* Start DATA ENTRIES *
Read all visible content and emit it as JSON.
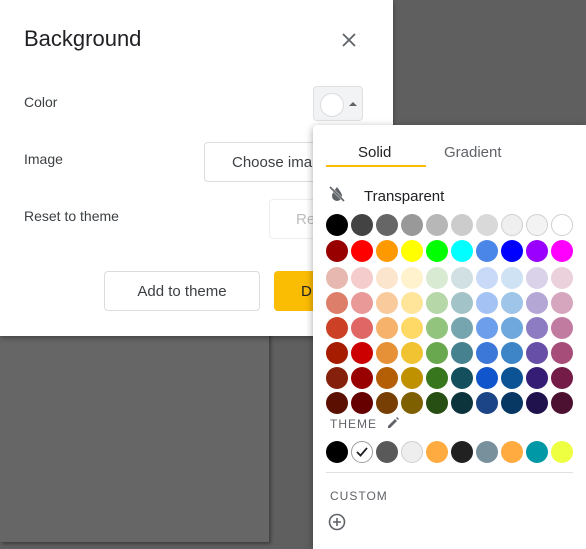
{
  "dialog": {
    "title": "Background",
    "color_label": "Color",
    "image_label": "Image",
    "reset_label": "Reset to theme",
    "choose_image_button": "Choose ima",
    "reset_button": "Re",
    "add_to_theme_button": "Add to theme",
    "done_button": "D"
  },
  "picker": {
    "tabs": [
      "Solid",
      "Gradient"
    ],
    "active_tab": "Solid",
    "transparent_label": "Transparent",
    "theme_label": "THEME",
    "custom_label": "CUSTOM",
    "rows": [
      [
        "#000000",
        "#434343",
        "#666666",
        "#999999",
        "#b7b7b7",
        "#cccccc",
        "#d9d9d9",
        "#efefef",
        "#f3f3f3",
        "#ffffff"
      ],
      [
        "#980000",
        "#ff0000",
        "#ff9900",
        "#ffff00",
        "#00ff00",
        "#00ffff",
        "#4a86e8",
        "#0000ff",
        "#9900ff",
        "#ff00ff"
      ],
      [
        "#e6b8af",
        "#f4cccc",
        "#fce5cd",
        "#fff2cc",
        "#d9ead3",
        "#d0e0e3",
        "#c9daf8",
        "#cfe2f3",
        "#d9d2e9",
        "#ead1dc"
      ],
      [
        "#dd7e6b",
        "#ea9999",
        "#f9cb9c",
        "#ffe599",
        "#b6d7a8",
        "#a2c4c9",
        "#a4c2f4",
        "#9fc5e8",
        "#b4a7d6",
        "#d5a6bd"
      ],
      [
        "#cc4125",
        "#e06666",
        "#f6b26b",
        "#ffd966",
        "#93c47d",
        "#76a5af",
        "#6d9eeb",
        "#6fa8dc",
        "#8e7cc3",
        "#c27ba0"
      ],
      [
        "#a61c00",
        "#cc0000",
        "#e69138",
        "#f1c232",
        "#6aa84f",
        "#45818e",
        "#3c78d8",
        "#3d85c6",
        "#674ea7",
        "#a64d79"
      ],
      [
        "#85200c",
        "#990000",
        "#b45f06",
        "#bf9000",
        "#38761d",
        "#134f5c",
        "#1155cc",
        "#0b5394",
        "#351c75",
        "#741b47"
      ],
      [
        "#5b0f00",
        "#660000",
        "#783f04",
        "#7f6000",
        "#274e13",
        "#0c343d",
        "#1c4587",
        "#073763",
        "#20124d",
        "#4c1130"
      ]
    ],
    "theme_colors": [
      "#000000",
      "#ffffff",
      "#595959",
      "#eeeeee",
      "#ffab40",
      "#212121",
      "#78909c",
      "#ffab40",
      "#0097a7",
      "#eeff41"
    ],
    "theme_selected_index": 1
  }
}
* End DATA ENTRIES *
Extract the entries in full, exactly as they are, minus the pictures.

_ANSWER IN FULL_:
Read all visible content and emit it as JSON.
{
  "dialog": {
    "title": "Background",
    "color_label": "Color",
    "image_label": "Image",
    "reset_label": "Reset to theme",
    "choose_image_button": "Choose ima",
    "reset_button": "Re",
    "add_to_theme_button": "Add to theme",
    "done_button": "D"
  },
  "picker": {
    "tabs": [
      "Solid",
      "Gradient"
    ],
    "active_tab": "Solid",
    "transparent_label": "Transparent",
    "theme_label": "THEME",
    "custom_label": "CUSTOM",
    "rows": [
      [
        "#000000",
        "#434343",
        "#666666",
        "#999999",
        "#b7b7b7",
        "#cccccc",
        "#d9d9d9",
        "#efefef",
        "#f3f3f3",
        "#ffffff"
      ],
      [
        "#980000",
        "#ff0000",
        "#ff9900",
        "#ffff00",
        "#00ff00",
        "#00ffff",
        "#4a86e8",
        "#0000ff",
        "#9900ff",
        "#ff00ff"
      ],
      [
        "#e6b8af",
        "#f4cccc",
        "#fce5cd",
        "#fff2cc",
        "#d9ead3",
        "#d0e0e3",
        "#c9daf8",
        "#cfe2f3",
        "#d9d2e9",
        "#ead1dc"
      ],
      [
        "#dd7e6b",
        "#ea9999",
        "#f9cb9c",
        "#ffe599",
        "#b6d7a8",
        "#a2c4c9",
        "#a4c2f4",
        "#9fc5e8",
        "#b4a7d6",
        "#d5a6bd"
      ],
      [
        "#cc4125",
        "#e06666",
        "#f6b26b",
        "#ffd966",
        "#93c47d",
        "#76a5af",
        "#6d9eeb",
        "#6fa8dc",
        "#8e7cc3",
        "#c27ba0"
      ],
      [
        "#a61c00",
        "#cc0000",
        "#e69138",
        "#f1c232",
        "#6aa84f",
        "#45818e",
        "#3c78d8",
        "#3d85c6",
        "#674ea7",
        "#a64d79"
      ],
      [
        "#85200c",
        "#990000",
        "#b45f06",
        "#bf9000",
        "#38761d",
        "#134f5c",
        "#1155cc",
        "#0b5394",
        "#351c75",
        "#741b47"
      ],
      [
        "#5b0f00",
        "#660000",
        "#783f04",
        "#7f6000",
        "#274e13",
        "#0c343d",
        "#1c4587",
        "#073763",
        "#20124d",
        "#4c1130"
      ]
    ],
    "theme_colors": [
      "#000000",
      "#ffffff",
      "#595959",
      "#eeeeee",
      "#ffab40",
      "#212121",
      "#78909c",
      "#ffab40",
      "#0097a7",
      "#eeff41"
    ],
    "theme_selected_index": 1
  }
}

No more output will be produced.